#### PROVIDED ENTRIES

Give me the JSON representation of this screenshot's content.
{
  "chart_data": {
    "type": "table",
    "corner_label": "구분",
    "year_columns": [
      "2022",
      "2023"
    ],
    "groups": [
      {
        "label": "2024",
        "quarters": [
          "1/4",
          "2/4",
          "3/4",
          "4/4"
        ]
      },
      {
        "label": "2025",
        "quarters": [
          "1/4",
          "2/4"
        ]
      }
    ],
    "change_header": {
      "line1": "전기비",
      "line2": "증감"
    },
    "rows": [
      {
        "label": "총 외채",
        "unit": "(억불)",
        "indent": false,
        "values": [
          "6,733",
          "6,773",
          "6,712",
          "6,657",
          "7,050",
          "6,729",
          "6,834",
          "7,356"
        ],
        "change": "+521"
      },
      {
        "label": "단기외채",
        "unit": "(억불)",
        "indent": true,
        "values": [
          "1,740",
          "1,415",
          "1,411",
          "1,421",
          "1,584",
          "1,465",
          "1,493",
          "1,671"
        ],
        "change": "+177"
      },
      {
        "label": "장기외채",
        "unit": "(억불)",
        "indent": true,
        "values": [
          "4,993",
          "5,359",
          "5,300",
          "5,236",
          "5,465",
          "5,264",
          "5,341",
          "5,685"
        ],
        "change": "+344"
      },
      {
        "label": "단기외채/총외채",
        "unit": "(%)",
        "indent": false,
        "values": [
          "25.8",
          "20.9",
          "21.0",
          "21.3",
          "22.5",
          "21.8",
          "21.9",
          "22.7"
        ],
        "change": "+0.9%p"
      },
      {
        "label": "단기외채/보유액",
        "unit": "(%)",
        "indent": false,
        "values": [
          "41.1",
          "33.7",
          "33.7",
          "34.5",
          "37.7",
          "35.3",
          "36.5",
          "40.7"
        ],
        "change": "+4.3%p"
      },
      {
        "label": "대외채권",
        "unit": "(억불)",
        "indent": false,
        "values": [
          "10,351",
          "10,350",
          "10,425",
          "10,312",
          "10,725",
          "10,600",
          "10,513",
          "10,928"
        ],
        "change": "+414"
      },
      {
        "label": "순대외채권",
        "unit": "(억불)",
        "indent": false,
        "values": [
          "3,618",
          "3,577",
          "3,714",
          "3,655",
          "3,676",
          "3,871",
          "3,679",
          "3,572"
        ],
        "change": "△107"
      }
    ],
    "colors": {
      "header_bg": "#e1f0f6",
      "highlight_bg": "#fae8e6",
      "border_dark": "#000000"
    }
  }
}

########

[TO DO] Print all the data exactly.

[TASK RESPONSE]
Give me the JSON representation of this screenshot's content.
{
  "chart_data": {
    "type": "table",
    "corner_label": "구분",
    "year_columns": [
      "2022",
      "2023"
    ],
    "groups": [
      {
        "label": "2024",
        "quarters": [
          "1/4",
          "2/4",
          "3/4",
          "4/4"
        ]
      },
      {
        "label": "2025",
        "quarters": [
          "1/4",
          "2/4"
        ]
      }
    ],
    "change_header": {
      "line1": "전기비",
      "line2": "증감"
    },
    "rows": [
      {
        "label": "총 외채",
        "unit": "(억불)",
        "indent": false,
        "values": [
          "6,733",
          "6,773",
          "6,712",
          "6,657",
          "7,050",
          "6,729",
          "6,834",
          "7,356"
        ],
        "change": "+521"
      },
      {
        "label": "단기외채",
        "unit": "(억불)",
        "indent": true,
        "values": [
          "1,740",
          "1,415",
          "1,411",
          "1,421",
          "1,584",
          "1,465",
          "1,493",
          "1,671"
        ],
        "change": "+177"
      },
      {
        "label": "장기외채",
        "unit": "(억불)",
        "indent": true,
        "values": [
          "4,993",
          "5,359",
          "5,300",
          "5,236",
          "5,465",
          "5,264",
          "5,341",
          "5,685"
        ],
        "change": "+344"
      },
      {
        "label": "단기외채/총외채",
        "unit": "(%)",
        "indent": false,
        "values": [
          "25.8",
          "20.9",
          "21.0",
          "21.3",
          "22.5",
          "21.8",
          "21.9",
          "22.7"
        ],
        "change": "+0.9%p"
      },
      {
        "label": "단기외채/보유액",
        "unit": "(%)",
        "indent": false,
        "values": [
          "41.1",
          "33.7",
          "33.7",
          "34.5",
          "37.7",
          "35.3",
          "36.5",
          "40.7"
        ],
        "change": "+4.3%p"
      },
      {
        "label": "대외채권",
        "unit": "(억불)",
        "indent": false,
        "values": [
          "10,351",
          "10,350",
          "10,425",
          "10,312",
          "10,725",
          "10,600",
          "10,513",
          "10,928"
        ],
        "change": "+414"
      },
      {
        "label": "순대외채권",
        "unit": "(억불)",
        "indent": false,
        "values": [
          "3,618",
          "3,577",
          "3,714",
          "3,655",
          "3,676",
          "3,871",
          "3,679",
          "3,572"
        ],
        "change": "△107"
      }
    ],
    "colors": {
      "header_bg": "#e1f0f6",
      "highlight_bg": "#fae8e6",
      "border_dark": "#000000"
    }
  }
}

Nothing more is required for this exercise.